> **Task description**
Extract the records below word for word and ignore the images.
* START *
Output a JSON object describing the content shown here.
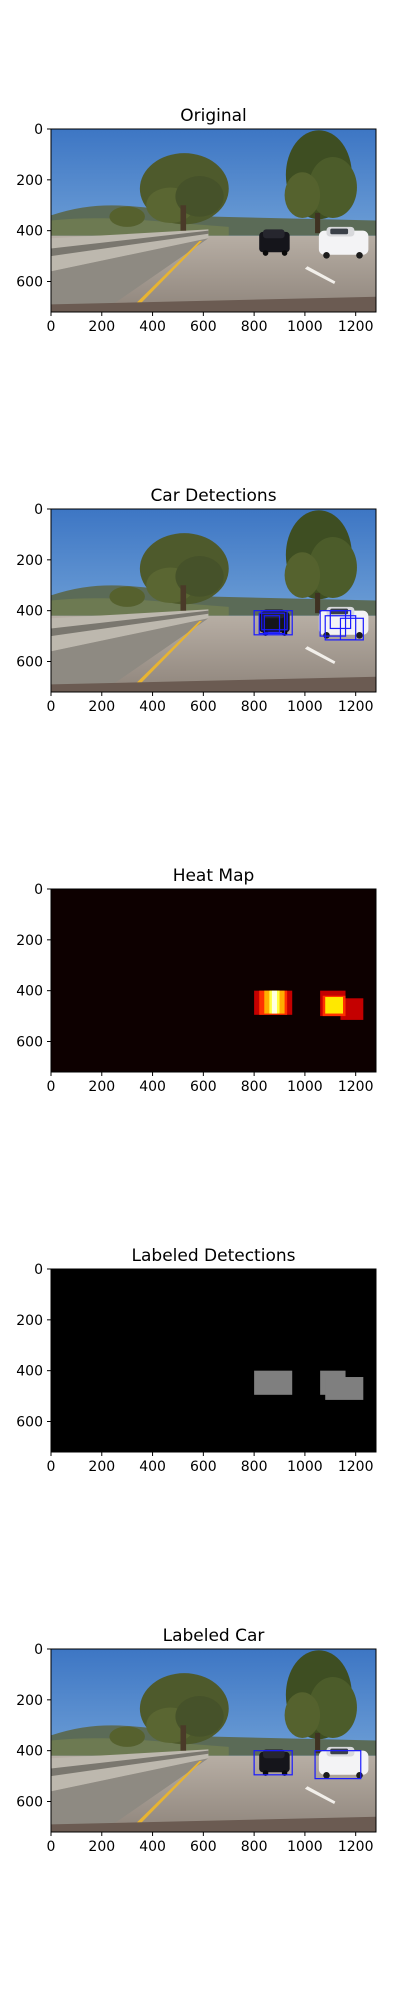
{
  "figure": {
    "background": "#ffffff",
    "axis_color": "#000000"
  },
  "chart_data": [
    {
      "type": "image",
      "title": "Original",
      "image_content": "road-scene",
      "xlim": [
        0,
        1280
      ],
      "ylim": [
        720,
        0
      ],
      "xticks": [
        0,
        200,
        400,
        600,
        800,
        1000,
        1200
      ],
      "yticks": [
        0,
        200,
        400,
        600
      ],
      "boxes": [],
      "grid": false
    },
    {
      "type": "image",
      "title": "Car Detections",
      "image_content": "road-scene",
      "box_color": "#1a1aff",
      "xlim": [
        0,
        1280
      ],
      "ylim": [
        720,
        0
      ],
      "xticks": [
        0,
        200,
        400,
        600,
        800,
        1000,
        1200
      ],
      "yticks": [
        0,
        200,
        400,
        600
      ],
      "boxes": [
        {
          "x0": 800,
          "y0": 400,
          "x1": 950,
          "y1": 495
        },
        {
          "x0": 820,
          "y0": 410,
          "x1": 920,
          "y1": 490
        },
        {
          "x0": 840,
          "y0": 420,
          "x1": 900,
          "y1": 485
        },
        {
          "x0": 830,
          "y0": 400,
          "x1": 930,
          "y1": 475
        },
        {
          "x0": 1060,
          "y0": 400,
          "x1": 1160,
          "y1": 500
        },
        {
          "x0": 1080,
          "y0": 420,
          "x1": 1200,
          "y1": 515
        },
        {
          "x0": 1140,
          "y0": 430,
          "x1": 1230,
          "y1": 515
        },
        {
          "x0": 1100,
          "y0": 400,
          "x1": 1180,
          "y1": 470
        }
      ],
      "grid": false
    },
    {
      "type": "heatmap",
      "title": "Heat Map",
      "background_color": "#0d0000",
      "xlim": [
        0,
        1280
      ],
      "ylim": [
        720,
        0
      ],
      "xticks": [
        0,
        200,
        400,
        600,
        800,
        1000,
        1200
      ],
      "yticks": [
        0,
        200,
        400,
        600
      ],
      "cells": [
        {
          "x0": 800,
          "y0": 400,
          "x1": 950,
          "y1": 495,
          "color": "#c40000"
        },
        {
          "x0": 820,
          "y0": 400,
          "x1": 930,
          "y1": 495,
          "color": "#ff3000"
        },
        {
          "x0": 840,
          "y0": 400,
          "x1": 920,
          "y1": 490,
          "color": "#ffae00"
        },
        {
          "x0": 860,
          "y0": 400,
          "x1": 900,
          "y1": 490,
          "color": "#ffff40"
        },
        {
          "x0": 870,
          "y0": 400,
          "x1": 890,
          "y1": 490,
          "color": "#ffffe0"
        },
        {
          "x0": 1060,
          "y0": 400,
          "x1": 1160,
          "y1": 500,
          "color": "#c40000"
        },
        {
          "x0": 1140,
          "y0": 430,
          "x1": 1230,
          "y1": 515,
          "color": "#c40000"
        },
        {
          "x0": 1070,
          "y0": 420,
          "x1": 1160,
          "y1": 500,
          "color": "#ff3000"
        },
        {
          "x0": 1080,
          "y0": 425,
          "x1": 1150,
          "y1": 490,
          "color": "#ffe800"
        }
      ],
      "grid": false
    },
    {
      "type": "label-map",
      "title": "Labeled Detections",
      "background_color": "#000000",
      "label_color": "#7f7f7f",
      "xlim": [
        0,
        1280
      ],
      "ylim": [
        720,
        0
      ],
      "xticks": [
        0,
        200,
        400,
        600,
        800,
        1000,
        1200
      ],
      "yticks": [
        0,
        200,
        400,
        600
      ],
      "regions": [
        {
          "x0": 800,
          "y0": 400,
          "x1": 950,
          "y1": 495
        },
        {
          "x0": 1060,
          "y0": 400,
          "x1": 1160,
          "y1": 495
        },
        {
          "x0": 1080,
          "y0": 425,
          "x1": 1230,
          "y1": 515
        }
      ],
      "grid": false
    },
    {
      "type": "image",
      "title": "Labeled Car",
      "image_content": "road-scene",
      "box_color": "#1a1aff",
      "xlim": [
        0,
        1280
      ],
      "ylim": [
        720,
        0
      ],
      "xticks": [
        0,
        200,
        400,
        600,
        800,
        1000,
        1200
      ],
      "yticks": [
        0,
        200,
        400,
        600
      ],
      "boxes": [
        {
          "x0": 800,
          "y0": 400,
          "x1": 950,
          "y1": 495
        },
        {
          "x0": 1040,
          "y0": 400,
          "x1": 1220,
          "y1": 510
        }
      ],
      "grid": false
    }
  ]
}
* END *
> **Right answer**
Output a JSON object describing the content shown here.
{
  "figure": {
    "background": "#ffffff",
    "axis_color": "#000000"
  },
  "chart_data": [
    {
      "type": "image",
      "title": "Original",
      "image_content": "road-scene",
      "xlim": [
        0,
        1280
      ],
      "ylim": [
        720,
        0
      ],
      "xticks": [
        0,
        200,
        400,
        600,
        800,
        1000,
        1200
      ],
      "yticks": [
        0,
        200,
        400,
        600
      ],
      "boxes": [],
      "grid": false
    },
    {
      "type": "image",
      "title": "Car Detections",
      "image_content": "road-scene",
      "box_color": "#1a1aff",
      "xlim": [
        0,
        1280
      ],
      "ylim": [
        720,
        0
      ],
      "xticks": [
        0,
        200,
        400,
        600,
        800,
        1000,
        1200
      ],
      "yticks": [
        0,
        200,
        400,
        600
      ],
      "boxes": [
        {
          "x0": 800,
          "y0": 400,
          "x1": 950,
          "y1": 495
        },
        {
          "x0": 820,
          "y0": 410,
          "x1": 920,
          "y1": 490
        },
        {
          "x0": 840,
          "y0": 420,
          "x1": 900,
          "y1": 485
        },
        {
          "x0": 830,
          "y0": 400,
          "x1": 930,
          "y1": 475
        },
        {
          "x0": 1060,
          "y0": 400,
          "x1": 1160,
          "y1": 500
        },
        {
          "x0": 1080,
          "y0": 420,
          "x1": 1200,
          "y1": 515
        },
        {
          "x0": 1140,
          "y0": 430,
          "x1": 1230,
          "y1": 515
        },
        {
          "x0": 1100,
          "y0": 400,
          "x1": 1180,
          "y1": 470
        }
      ],
      "grid": false
    },
    {
      "type": "heatmap",
      "title": "Heat Map",
      "background_color": "#0d0000",
      "xlim": [
        0,
        1280
      ],
      "ylim": [
        720,
        0
      ],
      "xticks": [
        0,
        200,
        400,
        600,
        800,
        1000,
        1200
      ],
      "yticks": [
        0,
        200,
        400,
        600
      ],
      "cells": [
        {
          "x0": 800,
          "y0": 400,
          "x1": 950,
          "y1": 495,
          "color": "#c40000"
        },
        {
          "x0": 820,
          "y0": 400,
          "x1": 930,
          "y1": 495,
          "color": "#ff3000"
        },
        {
          "x0": 840,
          "y0": 400,
          "x1": 920,
          "y1": 490,
          "color": "#ffae00"
        },
        {
          "x0": 860,
          "y0": 400,
          "x1": 900,
          "y1": 490,
          "color": "#ffff40"
        },
        {
          "x0": 870,
          "y0": 400,
          "x1": 890,
          "y1": 490,
          "color": "#ffffe0"
        },
        {
          "x0": 1060,
          "y0": 400,
          "x1": 1160,
          "y1": 500,
          "color": "#c40000"
        },
        {
          "x0": 1140,
          "y0": 430,
          "x1": 1230,
          "y1": 515,
          "color": "#c40000"
        },
        {
          "x0": 1070,
          "y0": 420,
          "x1": 1160,
          "y1": 500,
          "color": "#ff3000"
        },
        {
          "x0": 1080,
          "y0": 425,
          "x1": 1150,
          "y1": 490,
          "color": "#ffe800"
        }
      ],
      "grid": false
    },
    {
      "type": "label-map",
      "title": "Labeled Detections",
      "background_color": "#000000",
      "label_color": "#7f7f7f",
      "xlim": [
        0,
        1280
      ],
      "ylim": [
        720,
        0
      ],
      "xticks": [
        0,
        200,
        400,
        600,
        800,
        1000,
        1200
      ],
      "yticks": [
        0,
        200,
        400,
        600
      ],
      "regions": [
        {
          "x0": 800,
          "y0": 400,
          "x1": 950,
          "y1": 495
        },
        {
          "x0": 1060,
          "y0": 400,
          "x1": 1160,
          "y1": 495
        },
        {
          "x0": 1080,
          "y0": 425,
          "x1": 1230,
          "y1": 515
        }
      ],
      "grid": false
    },
    {
      "type": "image",
      "title": "Labeled Car",
      "image_content": "road-scene",
      "box_color": "#1a1aff",
      "xlim": [
        0,
        1280
      ],
      "ylim": [
        720,
        0
      ],
      "xticks": [
        0,
        200,
        400,
        600,
        800,
        1000,
        1200
      ],
      "yticks": [
        0,
        200,
        400,
        600
      ],
      "boxes": [
        {
          "x0": 800,
          "y0": 400,
          "x1": 950,
          "y1": 495
        },
        {
          "x0": 1040,
          "y0": 400,
          "x1": 1220,
          "y1": 510
        }
      ],
      "grid": false
    }
  ]
}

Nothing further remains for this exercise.